#### Given request:
From the entries that follow, extract each line holding the string "into".

#### Task inputs:
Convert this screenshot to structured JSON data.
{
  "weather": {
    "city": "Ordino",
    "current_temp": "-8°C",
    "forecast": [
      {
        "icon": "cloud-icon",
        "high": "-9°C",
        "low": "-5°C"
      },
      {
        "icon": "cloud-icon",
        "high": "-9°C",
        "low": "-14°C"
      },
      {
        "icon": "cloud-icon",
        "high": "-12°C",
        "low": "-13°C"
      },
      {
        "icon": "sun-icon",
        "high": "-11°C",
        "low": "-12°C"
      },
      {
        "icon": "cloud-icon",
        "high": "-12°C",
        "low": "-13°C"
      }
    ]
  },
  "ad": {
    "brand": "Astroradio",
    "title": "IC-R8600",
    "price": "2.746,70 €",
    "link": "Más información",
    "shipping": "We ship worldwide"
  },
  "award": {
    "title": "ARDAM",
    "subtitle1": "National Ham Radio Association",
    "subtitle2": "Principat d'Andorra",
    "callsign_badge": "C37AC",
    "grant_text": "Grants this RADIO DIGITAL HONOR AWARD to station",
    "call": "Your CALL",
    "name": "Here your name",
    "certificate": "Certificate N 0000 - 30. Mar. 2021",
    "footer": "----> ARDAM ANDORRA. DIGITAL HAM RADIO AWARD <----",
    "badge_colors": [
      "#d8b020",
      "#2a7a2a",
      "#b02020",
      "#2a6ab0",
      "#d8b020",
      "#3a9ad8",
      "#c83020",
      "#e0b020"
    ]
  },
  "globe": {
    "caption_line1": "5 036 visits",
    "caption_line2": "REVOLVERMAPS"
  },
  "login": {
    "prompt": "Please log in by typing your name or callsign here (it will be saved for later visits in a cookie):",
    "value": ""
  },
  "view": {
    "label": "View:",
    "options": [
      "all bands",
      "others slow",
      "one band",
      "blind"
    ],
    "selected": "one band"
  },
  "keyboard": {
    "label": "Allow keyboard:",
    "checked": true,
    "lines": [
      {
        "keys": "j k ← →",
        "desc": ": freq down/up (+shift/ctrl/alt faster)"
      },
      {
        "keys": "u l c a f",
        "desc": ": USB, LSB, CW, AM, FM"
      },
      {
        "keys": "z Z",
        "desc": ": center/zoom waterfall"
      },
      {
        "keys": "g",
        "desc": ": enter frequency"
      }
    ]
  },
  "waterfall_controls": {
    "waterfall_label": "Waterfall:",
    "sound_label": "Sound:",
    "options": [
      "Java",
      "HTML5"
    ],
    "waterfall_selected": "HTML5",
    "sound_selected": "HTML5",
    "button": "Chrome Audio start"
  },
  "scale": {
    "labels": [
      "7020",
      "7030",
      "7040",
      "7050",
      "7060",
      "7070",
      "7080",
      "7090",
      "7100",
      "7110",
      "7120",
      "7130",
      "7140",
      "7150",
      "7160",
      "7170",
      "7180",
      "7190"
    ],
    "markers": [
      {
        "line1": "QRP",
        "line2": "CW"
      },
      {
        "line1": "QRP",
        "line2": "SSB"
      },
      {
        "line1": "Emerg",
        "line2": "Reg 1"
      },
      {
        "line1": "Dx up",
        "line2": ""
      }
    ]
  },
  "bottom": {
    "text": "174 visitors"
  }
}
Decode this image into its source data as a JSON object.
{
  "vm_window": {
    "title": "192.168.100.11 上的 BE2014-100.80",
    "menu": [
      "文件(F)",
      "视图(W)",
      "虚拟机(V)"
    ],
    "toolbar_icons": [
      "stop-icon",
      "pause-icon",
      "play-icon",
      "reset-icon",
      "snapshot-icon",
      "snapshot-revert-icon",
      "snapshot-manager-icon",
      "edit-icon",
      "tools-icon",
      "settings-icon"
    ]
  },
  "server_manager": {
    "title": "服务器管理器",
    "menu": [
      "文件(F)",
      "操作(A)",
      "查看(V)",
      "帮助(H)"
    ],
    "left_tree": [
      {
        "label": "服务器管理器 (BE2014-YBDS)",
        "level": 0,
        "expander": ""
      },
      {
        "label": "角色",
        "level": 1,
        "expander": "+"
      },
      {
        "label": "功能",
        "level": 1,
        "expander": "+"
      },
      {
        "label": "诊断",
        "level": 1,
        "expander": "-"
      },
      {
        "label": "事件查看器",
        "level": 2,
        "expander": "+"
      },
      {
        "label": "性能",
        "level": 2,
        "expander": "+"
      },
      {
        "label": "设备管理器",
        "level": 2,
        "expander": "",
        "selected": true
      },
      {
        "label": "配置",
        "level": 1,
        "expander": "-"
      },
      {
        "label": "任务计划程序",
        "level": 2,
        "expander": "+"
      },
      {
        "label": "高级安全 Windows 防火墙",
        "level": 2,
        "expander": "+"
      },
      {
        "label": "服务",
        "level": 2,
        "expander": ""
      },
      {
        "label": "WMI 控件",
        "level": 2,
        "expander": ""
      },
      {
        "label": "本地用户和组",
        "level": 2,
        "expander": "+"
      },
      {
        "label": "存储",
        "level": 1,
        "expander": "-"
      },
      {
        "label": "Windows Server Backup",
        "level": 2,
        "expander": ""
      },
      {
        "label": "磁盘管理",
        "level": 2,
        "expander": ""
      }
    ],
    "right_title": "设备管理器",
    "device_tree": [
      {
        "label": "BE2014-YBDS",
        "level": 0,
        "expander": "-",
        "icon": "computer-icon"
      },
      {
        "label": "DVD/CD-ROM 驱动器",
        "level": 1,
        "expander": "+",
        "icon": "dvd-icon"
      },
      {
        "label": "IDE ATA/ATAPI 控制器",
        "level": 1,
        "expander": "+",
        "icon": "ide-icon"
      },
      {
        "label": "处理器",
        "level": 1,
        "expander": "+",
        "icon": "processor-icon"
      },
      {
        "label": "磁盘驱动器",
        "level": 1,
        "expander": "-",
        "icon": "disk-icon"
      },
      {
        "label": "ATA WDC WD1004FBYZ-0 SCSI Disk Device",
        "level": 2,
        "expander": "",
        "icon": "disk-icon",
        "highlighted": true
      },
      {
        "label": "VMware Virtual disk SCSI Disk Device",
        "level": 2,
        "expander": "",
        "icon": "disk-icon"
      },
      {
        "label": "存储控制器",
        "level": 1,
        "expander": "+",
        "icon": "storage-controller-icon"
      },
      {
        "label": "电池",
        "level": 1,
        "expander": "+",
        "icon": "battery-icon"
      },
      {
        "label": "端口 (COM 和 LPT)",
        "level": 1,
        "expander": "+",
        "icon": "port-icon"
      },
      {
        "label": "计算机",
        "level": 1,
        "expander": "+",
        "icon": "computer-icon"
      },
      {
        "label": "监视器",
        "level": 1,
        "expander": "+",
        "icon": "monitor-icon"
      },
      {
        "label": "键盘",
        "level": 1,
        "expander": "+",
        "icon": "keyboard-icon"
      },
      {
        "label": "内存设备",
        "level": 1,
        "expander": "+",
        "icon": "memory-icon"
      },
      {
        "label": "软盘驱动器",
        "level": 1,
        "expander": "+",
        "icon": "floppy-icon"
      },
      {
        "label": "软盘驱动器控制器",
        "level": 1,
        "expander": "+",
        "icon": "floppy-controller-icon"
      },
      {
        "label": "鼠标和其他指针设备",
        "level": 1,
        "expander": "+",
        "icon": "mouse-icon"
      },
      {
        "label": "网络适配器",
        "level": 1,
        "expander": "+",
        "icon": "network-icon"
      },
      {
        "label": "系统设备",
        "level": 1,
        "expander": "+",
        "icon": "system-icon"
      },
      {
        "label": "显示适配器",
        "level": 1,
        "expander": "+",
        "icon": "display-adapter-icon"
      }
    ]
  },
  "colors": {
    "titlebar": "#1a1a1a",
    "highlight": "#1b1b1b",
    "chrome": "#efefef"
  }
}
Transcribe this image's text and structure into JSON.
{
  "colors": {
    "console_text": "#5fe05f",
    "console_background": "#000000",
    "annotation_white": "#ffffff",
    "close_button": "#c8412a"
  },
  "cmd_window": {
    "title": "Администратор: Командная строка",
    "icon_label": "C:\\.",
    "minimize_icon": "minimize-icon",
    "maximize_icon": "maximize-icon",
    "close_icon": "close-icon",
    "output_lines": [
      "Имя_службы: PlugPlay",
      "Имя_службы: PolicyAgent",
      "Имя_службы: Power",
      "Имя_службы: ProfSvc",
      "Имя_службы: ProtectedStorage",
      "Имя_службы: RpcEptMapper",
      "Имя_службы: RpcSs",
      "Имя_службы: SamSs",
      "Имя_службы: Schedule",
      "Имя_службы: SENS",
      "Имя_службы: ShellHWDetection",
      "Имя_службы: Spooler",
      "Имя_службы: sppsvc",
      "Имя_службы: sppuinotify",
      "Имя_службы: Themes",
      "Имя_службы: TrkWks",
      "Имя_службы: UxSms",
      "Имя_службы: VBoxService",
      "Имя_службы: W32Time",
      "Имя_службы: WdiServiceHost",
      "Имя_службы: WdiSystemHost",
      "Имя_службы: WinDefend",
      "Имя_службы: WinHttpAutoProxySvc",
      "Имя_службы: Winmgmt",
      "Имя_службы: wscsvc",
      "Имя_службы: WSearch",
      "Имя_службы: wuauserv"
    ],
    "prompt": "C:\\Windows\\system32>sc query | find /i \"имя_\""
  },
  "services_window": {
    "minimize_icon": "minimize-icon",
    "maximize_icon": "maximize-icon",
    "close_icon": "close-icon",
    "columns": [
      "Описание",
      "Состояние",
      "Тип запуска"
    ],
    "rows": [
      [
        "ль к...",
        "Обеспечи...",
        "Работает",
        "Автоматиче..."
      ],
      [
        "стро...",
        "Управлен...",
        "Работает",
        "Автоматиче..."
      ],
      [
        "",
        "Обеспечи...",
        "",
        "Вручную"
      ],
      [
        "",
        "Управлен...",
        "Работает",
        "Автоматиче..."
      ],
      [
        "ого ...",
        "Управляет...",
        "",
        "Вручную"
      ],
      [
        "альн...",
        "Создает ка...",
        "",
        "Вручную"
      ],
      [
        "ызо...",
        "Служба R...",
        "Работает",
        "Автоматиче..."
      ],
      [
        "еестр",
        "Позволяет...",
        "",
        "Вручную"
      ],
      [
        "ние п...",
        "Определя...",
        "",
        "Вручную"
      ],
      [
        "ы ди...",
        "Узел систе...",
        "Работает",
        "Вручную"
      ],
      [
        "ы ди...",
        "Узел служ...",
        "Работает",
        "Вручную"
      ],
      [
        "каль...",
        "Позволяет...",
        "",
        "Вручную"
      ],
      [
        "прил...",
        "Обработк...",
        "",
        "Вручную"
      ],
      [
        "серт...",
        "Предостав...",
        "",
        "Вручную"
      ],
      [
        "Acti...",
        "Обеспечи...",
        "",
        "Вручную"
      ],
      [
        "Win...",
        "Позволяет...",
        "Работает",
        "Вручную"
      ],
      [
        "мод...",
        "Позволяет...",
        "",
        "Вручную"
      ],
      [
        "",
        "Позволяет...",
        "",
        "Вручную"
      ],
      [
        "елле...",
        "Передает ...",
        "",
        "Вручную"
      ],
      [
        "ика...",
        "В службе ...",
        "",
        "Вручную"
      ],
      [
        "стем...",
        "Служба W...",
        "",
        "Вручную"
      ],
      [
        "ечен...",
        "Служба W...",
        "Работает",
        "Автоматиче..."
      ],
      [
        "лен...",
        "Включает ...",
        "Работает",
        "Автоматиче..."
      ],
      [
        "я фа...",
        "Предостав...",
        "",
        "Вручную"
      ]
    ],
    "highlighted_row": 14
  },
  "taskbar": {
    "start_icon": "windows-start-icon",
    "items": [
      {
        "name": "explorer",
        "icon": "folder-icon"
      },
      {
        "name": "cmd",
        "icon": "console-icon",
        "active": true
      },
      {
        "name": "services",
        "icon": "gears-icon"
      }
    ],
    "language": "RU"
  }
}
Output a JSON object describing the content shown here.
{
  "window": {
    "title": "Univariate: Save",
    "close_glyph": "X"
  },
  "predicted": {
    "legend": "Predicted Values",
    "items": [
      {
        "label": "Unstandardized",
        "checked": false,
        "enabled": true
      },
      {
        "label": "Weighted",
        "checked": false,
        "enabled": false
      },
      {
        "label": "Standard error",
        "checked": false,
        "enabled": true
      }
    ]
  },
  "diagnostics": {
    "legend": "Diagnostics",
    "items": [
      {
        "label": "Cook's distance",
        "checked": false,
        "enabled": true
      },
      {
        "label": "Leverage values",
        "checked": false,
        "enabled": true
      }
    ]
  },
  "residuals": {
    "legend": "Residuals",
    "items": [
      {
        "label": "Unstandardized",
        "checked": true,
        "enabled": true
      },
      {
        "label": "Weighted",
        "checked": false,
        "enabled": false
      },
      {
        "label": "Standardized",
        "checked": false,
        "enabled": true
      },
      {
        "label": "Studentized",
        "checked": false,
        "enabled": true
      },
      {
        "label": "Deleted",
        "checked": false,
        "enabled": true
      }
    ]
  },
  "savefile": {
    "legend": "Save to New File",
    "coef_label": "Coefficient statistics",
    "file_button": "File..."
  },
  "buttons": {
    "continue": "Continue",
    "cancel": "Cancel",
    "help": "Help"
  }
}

#### The result:
Decode this image into its source data as a JSON object.
Transcribe this image's text and structure into JSON.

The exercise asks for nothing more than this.